- _Set problem_: Below are some records. Copy every line in them that holds "subtitle".

- _Records for the task_:
########

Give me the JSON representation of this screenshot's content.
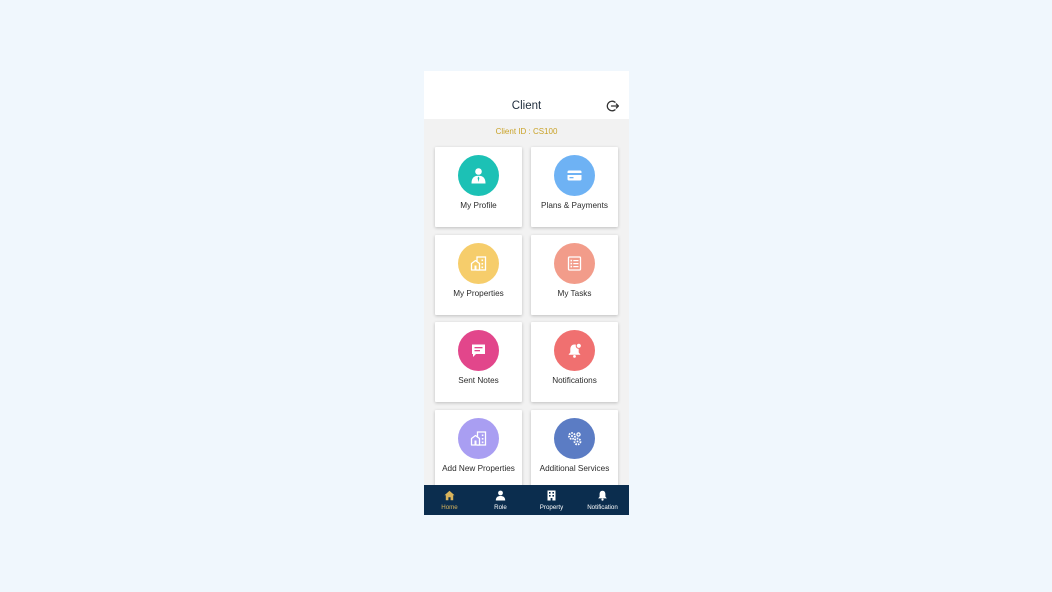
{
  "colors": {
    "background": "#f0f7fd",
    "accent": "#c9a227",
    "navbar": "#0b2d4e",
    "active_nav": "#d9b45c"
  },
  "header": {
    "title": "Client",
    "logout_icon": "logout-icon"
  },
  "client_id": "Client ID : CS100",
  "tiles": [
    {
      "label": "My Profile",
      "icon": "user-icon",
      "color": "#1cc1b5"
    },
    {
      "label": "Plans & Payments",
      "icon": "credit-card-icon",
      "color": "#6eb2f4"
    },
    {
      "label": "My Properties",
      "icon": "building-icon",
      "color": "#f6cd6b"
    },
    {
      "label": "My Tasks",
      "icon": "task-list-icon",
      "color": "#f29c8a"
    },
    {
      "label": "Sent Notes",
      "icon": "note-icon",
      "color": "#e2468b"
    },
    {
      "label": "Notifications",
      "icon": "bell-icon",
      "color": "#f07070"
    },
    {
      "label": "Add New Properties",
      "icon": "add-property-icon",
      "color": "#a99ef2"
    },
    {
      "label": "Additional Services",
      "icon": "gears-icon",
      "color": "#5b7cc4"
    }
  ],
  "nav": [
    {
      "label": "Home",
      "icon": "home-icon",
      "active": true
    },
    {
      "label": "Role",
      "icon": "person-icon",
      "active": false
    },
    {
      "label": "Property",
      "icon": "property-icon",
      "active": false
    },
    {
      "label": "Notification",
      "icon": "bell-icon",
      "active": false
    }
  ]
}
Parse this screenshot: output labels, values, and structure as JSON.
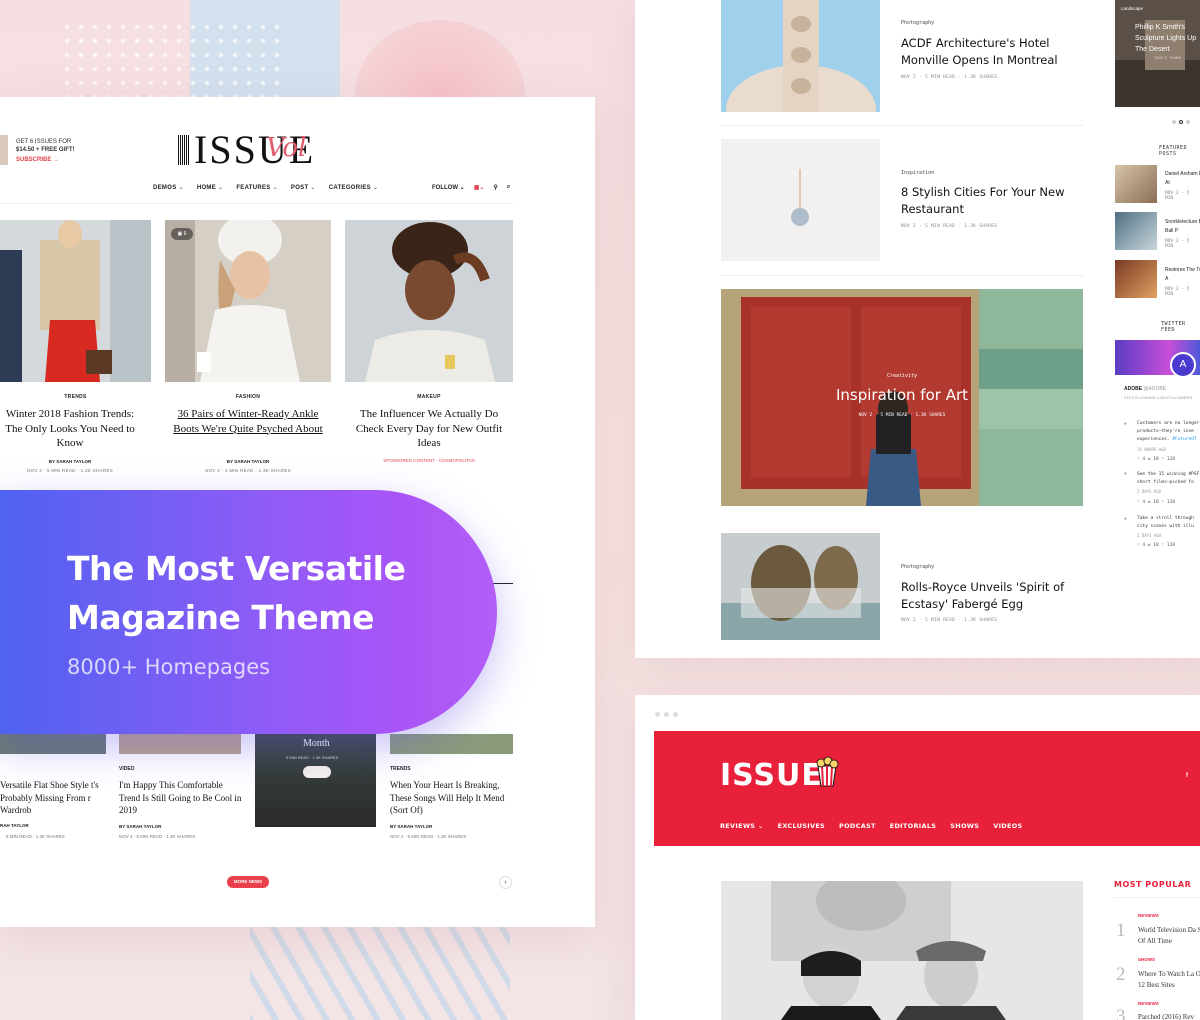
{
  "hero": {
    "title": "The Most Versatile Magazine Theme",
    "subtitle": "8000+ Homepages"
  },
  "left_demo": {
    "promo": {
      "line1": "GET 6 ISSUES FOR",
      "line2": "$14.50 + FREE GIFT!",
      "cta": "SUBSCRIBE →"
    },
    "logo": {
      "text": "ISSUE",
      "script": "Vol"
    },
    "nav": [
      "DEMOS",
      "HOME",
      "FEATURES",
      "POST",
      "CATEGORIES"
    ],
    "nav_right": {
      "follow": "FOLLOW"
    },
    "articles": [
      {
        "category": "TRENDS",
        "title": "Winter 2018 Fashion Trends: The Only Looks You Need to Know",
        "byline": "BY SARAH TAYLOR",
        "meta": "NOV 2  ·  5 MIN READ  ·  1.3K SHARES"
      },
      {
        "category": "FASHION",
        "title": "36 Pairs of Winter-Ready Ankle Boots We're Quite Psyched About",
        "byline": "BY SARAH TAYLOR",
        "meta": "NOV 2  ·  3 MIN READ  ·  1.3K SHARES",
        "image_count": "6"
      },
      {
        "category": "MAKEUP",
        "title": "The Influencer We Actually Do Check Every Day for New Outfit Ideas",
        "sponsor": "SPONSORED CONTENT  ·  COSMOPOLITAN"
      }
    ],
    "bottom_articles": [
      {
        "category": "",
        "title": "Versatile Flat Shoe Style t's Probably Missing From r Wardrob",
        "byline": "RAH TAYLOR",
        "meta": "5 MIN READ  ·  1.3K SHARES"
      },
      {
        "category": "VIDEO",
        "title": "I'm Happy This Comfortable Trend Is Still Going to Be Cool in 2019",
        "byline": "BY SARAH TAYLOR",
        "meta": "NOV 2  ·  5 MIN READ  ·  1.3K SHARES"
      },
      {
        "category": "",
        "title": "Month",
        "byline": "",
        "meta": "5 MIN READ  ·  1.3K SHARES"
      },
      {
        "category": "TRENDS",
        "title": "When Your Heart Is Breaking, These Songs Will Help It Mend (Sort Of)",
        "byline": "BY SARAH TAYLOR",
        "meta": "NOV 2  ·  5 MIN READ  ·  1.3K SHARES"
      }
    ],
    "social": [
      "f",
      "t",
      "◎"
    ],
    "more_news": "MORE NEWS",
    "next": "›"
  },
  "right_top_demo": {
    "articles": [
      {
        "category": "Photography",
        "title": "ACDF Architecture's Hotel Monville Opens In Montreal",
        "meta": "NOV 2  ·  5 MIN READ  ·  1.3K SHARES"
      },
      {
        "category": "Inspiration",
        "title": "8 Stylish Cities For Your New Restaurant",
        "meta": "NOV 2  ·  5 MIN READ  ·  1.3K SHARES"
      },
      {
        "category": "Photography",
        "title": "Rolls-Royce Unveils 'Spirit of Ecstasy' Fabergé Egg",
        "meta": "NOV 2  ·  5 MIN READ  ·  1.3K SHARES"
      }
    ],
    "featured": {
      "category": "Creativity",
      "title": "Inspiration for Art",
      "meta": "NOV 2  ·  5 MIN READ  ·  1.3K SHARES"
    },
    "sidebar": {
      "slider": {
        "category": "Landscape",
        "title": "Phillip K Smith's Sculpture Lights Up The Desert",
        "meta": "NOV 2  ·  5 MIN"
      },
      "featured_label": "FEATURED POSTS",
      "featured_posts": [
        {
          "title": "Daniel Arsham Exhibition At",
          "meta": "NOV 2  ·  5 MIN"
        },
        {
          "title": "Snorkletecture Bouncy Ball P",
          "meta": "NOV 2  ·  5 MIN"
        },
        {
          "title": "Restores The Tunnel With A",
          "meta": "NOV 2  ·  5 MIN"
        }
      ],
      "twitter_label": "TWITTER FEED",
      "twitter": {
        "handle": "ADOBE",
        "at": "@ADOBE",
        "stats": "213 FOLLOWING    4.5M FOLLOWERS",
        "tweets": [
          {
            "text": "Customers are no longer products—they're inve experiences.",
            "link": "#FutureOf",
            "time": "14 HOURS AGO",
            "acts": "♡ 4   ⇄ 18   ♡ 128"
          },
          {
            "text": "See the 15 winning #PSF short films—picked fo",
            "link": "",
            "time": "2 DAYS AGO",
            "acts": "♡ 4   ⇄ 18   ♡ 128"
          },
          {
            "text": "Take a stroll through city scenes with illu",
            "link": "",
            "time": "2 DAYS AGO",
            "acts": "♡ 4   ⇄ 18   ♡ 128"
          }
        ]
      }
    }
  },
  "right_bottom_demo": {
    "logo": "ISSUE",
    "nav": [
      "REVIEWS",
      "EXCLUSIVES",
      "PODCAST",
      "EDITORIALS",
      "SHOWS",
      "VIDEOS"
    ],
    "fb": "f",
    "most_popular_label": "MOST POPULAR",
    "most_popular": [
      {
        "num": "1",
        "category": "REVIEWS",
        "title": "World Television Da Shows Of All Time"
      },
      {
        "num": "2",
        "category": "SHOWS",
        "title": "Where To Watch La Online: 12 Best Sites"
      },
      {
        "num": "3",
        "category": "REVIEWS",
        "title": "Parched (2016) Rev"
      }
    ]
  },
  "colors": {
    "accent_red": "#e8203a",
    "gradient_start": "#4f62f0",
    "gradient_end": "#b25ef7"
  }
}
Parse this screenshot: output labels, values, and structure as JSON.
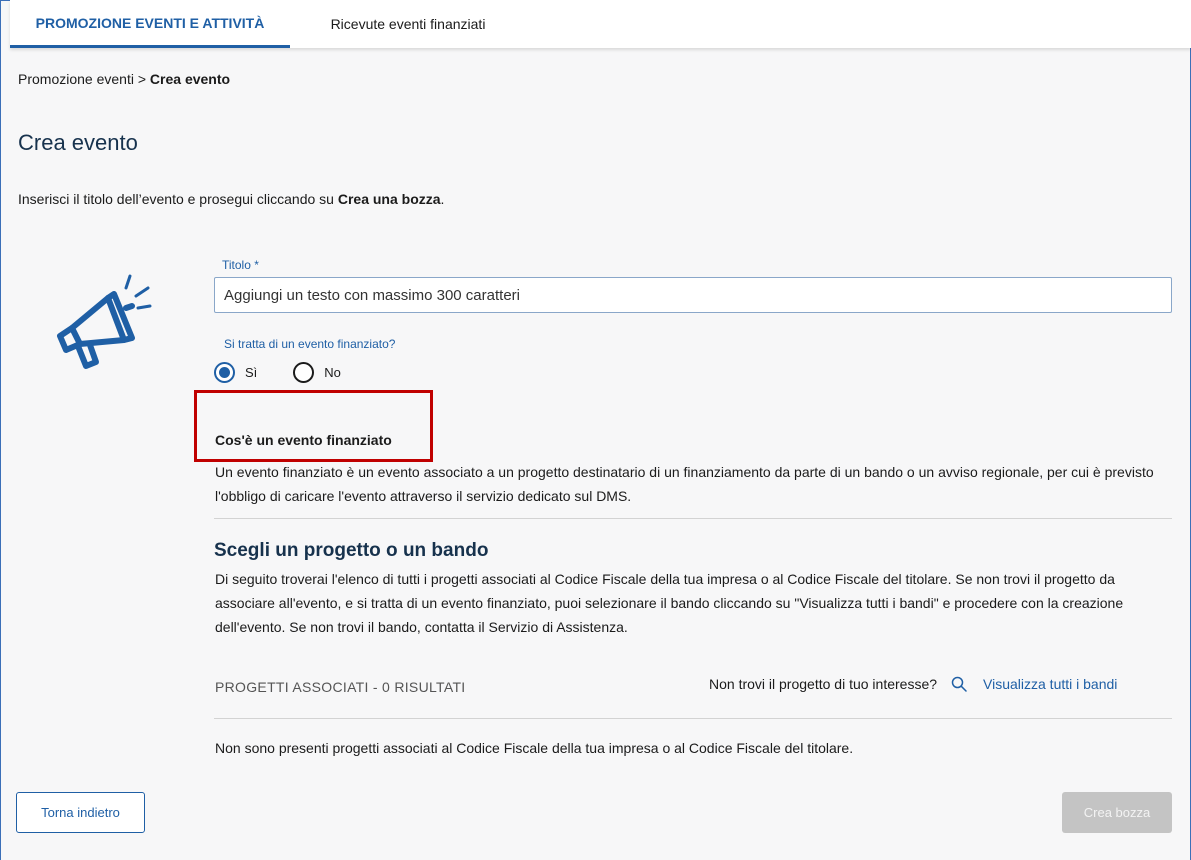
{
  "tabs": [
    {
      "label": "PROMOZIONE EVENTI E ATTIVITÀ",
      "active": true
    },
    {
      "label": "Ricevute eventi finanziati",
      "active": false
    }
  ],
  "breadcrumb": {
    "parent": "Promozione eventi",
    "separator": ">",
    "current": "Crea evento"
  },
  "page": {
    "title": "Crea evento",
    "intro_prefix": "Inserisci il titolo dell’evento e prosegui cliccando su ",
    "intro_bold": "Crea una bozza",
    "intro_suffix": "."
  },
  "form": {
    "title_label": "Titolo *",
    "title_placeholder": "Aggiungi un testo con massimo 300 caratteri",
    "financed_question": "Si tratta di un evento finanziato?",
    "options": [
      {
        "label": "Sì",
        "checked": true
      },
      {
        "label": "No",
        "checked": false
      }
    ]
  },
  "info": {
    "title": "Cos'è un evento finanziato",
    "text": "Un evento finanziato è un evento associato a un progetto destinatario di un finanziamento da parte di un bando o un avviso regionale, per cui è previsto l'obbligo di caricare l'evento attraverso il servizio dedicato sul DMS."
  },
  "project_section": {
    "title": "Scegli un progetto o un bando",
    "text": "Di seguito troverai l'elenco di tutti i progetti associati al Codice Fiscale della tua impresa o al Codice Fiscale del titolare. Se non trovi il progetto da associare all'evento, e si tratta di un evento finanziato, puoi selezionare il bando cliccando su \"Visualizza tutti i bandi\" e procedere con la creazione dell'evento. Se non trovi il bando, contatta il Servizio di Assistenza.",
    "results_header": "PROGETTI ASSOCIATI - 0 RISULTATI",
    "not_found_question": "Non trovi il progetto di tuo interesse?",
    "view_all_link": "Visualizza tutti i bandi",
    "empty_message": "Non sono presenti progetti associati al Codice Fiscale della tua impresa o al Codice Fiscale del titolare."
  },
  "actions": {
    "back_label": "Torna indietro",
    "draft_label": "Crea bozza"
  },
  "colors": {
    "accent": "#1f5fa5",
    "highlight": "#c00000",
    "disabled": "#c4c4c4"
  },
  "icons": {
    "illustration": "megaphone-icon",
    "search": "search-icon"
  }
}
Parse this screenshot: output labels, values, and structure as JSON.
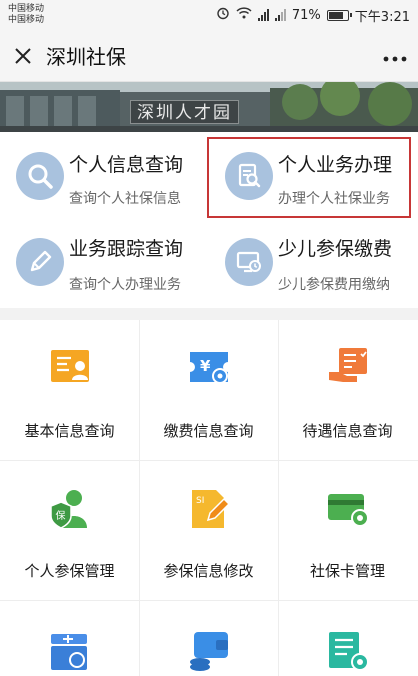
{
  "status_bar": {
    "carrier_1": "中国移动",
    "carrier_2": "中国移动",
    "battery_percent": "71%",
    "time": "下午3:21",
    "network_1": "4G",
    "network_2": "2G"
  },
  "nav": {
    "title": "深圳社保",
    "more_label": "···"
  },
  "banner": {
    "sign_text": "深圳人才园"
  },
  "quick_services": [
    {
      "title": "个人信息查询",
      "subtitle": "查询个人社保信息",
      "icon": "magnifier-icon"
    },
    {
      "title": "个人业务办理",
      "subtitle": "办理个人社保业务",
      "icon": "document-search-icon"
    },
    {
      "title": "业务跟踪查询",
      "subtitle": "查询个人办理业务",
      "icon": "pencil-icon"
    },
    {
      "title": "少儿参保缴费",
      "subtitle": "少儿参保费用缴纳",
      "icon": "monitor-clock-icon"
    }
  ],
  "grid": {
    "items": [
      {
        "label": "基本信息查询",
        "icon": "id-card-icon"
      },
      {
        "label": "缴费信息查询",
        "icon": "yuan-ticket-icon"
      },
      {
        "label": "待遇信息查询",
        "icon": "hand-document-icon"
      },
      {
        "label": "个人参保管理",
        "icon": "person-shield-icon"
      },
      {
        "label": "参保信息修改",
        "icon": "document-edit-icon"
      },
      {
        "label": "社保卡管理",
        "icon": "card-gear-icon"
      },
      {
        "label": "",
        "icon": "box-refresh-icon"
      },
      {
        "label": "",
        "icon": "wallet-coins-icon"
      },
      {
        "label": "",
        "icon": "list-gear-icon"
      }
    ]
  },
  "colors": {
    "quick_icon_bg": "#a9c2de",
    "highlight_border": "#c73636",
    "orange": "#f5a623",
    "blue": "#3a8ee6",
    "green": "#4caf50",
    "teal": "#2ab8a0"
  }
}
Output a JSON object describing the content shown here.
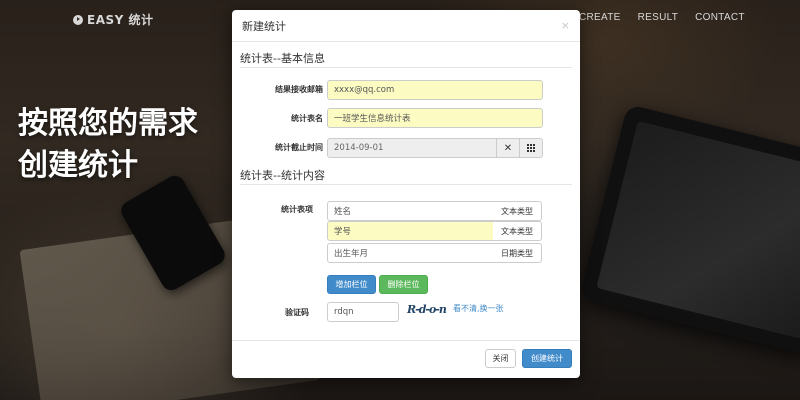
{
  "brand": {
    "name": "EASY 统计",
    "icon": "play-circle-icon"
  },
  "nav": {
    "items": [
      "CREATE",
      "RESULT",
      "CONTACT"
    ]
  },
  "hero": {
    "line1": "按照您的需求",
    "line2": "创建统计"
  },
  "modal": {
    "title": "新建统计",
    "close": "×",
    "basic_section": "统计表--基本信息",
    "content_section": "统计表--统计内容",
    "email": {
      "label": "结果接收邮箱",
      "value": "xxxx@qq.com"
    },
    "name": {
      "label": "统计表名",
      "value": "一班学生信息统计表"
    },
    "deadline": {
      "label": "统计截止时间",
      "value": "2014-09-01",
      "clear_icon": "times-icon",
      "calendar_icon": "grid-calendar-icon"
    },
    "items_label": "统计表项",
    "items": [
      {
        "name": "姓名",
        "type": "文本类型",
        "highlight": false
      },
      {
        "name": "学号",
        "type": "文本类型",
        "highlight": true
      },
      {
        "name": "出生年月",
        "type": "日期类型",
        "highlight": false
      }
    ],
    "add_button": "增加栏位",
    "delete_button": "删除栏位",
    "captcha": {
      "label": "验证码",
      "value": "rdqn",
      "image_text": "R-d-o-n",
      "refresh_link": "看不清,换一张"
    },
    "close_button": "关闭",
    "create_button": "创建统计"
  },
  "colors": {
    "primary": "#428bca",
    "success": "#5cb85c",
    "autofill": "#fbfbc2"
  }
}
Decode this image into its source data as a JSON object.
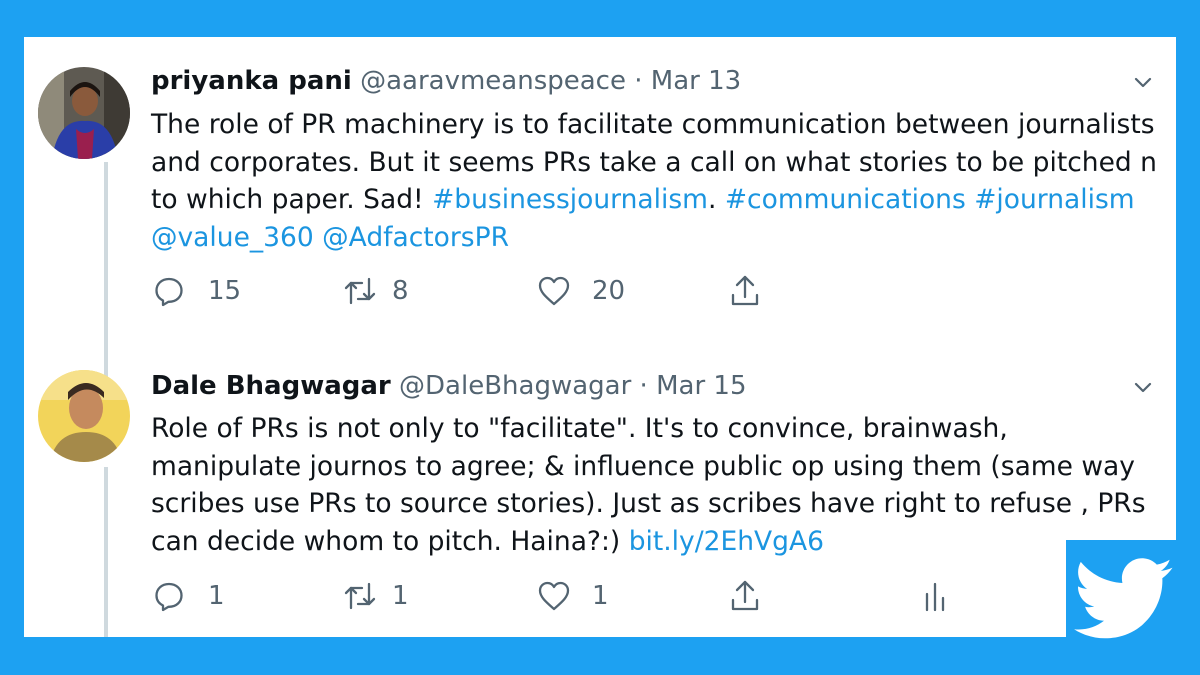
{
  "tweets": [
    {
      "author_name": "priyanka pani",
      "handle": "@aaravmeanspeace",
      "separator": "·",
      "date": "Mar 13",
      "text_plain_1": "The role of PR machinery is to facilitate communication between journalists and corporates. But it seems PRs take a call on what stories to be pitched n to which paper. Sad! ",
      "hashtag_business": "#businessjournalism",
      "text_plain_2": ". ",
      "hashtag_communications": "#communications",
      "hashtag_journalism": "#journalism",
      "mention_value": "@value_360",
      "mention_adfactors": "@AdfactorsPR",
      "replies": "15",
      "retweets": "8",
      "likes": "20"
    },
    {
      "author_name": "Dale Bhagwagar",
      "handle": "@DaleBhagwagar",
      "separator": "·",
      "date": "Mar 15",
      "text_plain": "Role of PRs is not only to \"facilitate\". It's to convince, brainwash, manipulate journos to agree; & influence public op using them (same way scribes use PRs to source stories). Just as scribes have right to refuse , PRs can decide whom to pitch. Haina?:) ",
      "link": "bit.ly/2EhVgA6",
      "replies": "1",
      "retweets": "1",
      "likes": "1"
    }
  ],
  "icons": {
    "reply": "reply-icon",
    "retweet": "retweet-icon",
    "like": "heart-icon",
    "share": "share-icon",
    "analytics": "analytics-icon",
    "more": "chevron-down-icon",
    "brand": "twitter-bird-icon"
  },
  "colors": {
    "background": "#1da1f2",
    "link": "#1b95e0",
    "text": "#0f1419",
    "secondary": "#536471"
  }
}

########

- _Final answer_:
    "subtitle": "8000+ Homepages"
      "subtitle": "查询个人社保信息",
      "subtitle": "办理个人社保业务",
      "subtitle": "查询个人办理业务",
      "subtitle": "少儿参保费用缴纳",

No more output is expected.